**Problem requirements**: Find how many lines hold the word "content". Give only the number.

::::::::::

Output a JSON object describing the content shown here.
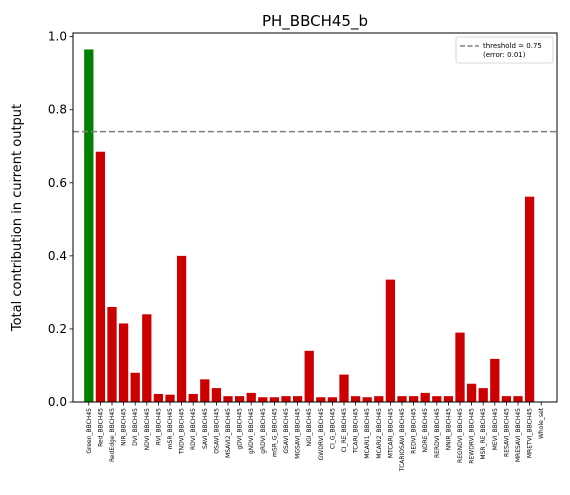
{
  "chart_data": {
    "type": "bar",
    "title": "PH_BBCH45_b",
    "xlabel": "",
    "ylabel": "Total contribution in current output",
    "ylim": [
      0,
      1.01
    ],
    "yticks": [
      "0.0",
      "0.2",
      "0.4",
      "0.6",
      "0.8",
      "1.0"
    ],
    "categories": [
      "Green_BBCH45",
      "Red_BBCH45",
      "RedEdge_BBCH45",
      "NIR_BBCH45",
      "DVI_BBCH45",
      "NDVI_BBCH45",
      "RVI_BBCH45",
      "mSR_BBCH45",
      "TNDVI_BBCH45",
      "RDVI_BBCH45",
      "SAVI_BBCH45",
      "OSAVI_BBCH45",
      "MSAVI2_BBCH45",
      "gDVI_BBCH45",
      "gNDVI_BBCH45",
      "gRDVI_BBCH45",
      "mSR_G_BBCH45",
      "GSAVI_BBCH45",
      "MGSAVI_BBCH45",
      "NGI_BBCH45",
      "GWDRVI_BBCH45",
      "CI_G_BBCH45",
      "CI_RE_BBCH45",
      "TCARI_BBCH45",
      "MCARI1_BBCH45",
      "MCARI2_BBCH45",
      "MTCARI_BBCH45",
      "TCARIOSAVI_BBCH45",
      "REDVI_BBCH45",
      "NDRE_BBCH45",
      "RERDVI_BBCH45",
      "NNIR_BBCH45",
      "REGNDVI_BBCH45",
      "REWDRVI_BBCH45",
      "MSR_RE_BBCH45",
      "MEVI_BBCH45",
      "RESAVI_BBCH45",
      "MRESAVI_BBCH45",
      "MRETVI_BBCH45",
      "Whole_set"
    ],
    "values": [
      0.965,
      0.685,
      0.26,
      0.215,
      0.08,
      0.24,
      0.022,
      0.02,
      0.4,
      0.022,
      0.062,
      0.038,
      0.016,
      0.016,
      0.025,
      0.013,
      0.013,
      0.016,
      0.016,
      0.14,
      0.013,
      0.013,
      0.075,
      0.016,
      0.013,
      0.016,
      0.335,
      0.016,
      0.016,
      0.025,
      0.016,
      0.016,
      0.19,
      0.05,
      0.038,
      0.118,
      0.016,
      0.016,
      0.562,
      0
    ],
    "bar_colors": [
      "#008000",
      "#cc0000",
      "#cc0000",
      "#cc0000",
      "#cc0000",
      "#cc0000",
      "#cc0000",
      "#cc0000",
      "#cc0000",
      "#cc0000",
      "#cc0000",
      "#cc0000",
      "#cc0000",
      "#cc0000",
      "#cc0000",
      "#cc0000",
      "#cc0000",
      "#cc0000",
      "#cc0000",
      "#cc0000",
      "#cc0000",
      "#cc0000",
      "#cc0000",
      "#cc0000",
      "#cc0000",
      "#cc0000",
      "#cc0000",
      "#cc0000",
      "#cc0000",
      "#cc0000",
      "#cc0000",
      "#cc0000",
      "#cc0000",
      "#cc0000",
      "#cc0000",
      "#cc0000",
      "#cc0000",
      "#cc0000",
      "#cc0000",
      "#cc0000"
    ],
    "threshold": {
      "value": 0.74,
      "legend_line1": "threshold = 0.75",
      "legend_line2": "(error: 0.01)",
      "color": "#808080"
    },
    "legend_position": "top-right",
    "grid": false
  }
}
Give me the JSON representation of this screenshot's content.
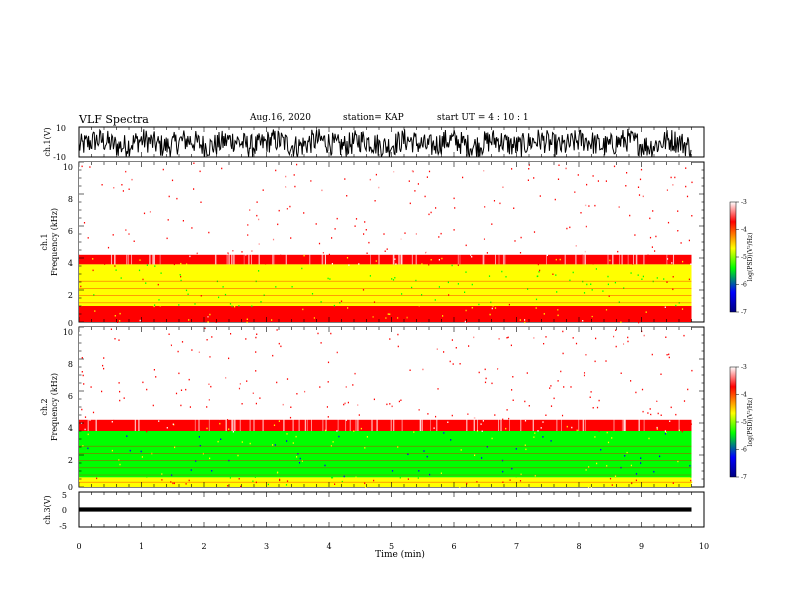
{
  "header": {
    "title": "VLF Spectra",
    "date": "Aug.16, 2020",
    "station": "station= KAP",
    "start": "start  UT =   4 : 10 : 1"
  },
  "colorbar": {
    "label": "log(PSD)(V²/Hz)",
    "ticks": [
      "-3",
      "-4",
      "-5",
      "-6",
      "-7"
    ],
    "colors": [
      "#ffffff",
      "#ff0000",
      "#ffff00",
      "#00ff00",
      "#0000ff",
      "#000080"
    ]
  },
  "chart_data": [
    {
      "type": "line",
      "ylabel": "ch.1(V)",
      "ylim": [
        -10,
        10
      ],
      "ytick_labels": [
        "10",
        "-10"
      ],
      "description_series": "raw waveform channel 1",
      "values_range": [
        -10,
        10
      ]
    },
    {
      "type": "heatmap",
      "ylabel_top": "ch.1",
      "ylabel": "Frequency (kHz)",
      "ylim": [
        0,
        10
      ],
      "yticks": [
        0,
        2,
        4,
        6,
        8,
        10
      ],
      "ytick_labels": [
        "0",
        "2",
        "4",
        "6",
        "8",
        "10"
      ],
      "x_extent_min": [
        0,
        9.8
      ],
      "bands": [
        {
          "from": 4.2,
          "to": 10,
          "log_psd": -3
        },
        {
          "from": 3.6,
          "to": 4.2,
          "log_psd": -3.5
        },
        {
          "from": 1.0,
          "to": 3.6,
          "log_psd": -4.5
        },
        {
          "from": 0,
          "to": 1.0,
          "log_psd": -3.8
        }
      ],
      "clim": [
        -7,
        -3
      ]
    },
    {
      "type": "heatmap",
      "ylabel_top": "ch.2",
      "ylabel": "Frequency (kHz)",
      "ylim": [
        0,
        10
      ],
      "yticks": [
        0,
        2,
        4,
        6,
        8,
        10
      ],
      "ytick_labels": [
        "0",
        "2",
        "4",
        "6",
        "8",
        "10"
      ],
      "x_extent_min": [
        0,
        9.8
      ],
      "bands": [
        {
          "from": 4.2,
          "to": 10,
          "log_psd": -3
        },
        {
          "from": 3.5,
          "to": 4.2,
          "log_psd": -3.5
        },
        {
          "from": 0.6,
          "to": 3.5,
          "log_psd": -5
        },
        {
          "from": 0,
          "to": 0.6,
          "log_psd": -4
        }
      ],
      "clim": [
        -7,
        -3
      ]
    },
    {
      "type": "line",
      "ylabel": "ch.3(V)",
      "ylim": [
        -5,
        5
      ],
      "ytick_labels": [
        "5",
        "0",
        "-5"
      ],
      "values_range": [
        -0.6,
        0.6
      ]
    }
  ],
  "xaxis": {
    "label": "Time (min)",
    "xlim": [
      0,
      10
    ],
    "ticks": [
      "0",
      "1",
      "2",
      "3",
      "4",
      "5",
      "6",
      "7",
      "8",
      "9",
      "10"
    ]
  }
}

::::::::::

**Worked solution**: 2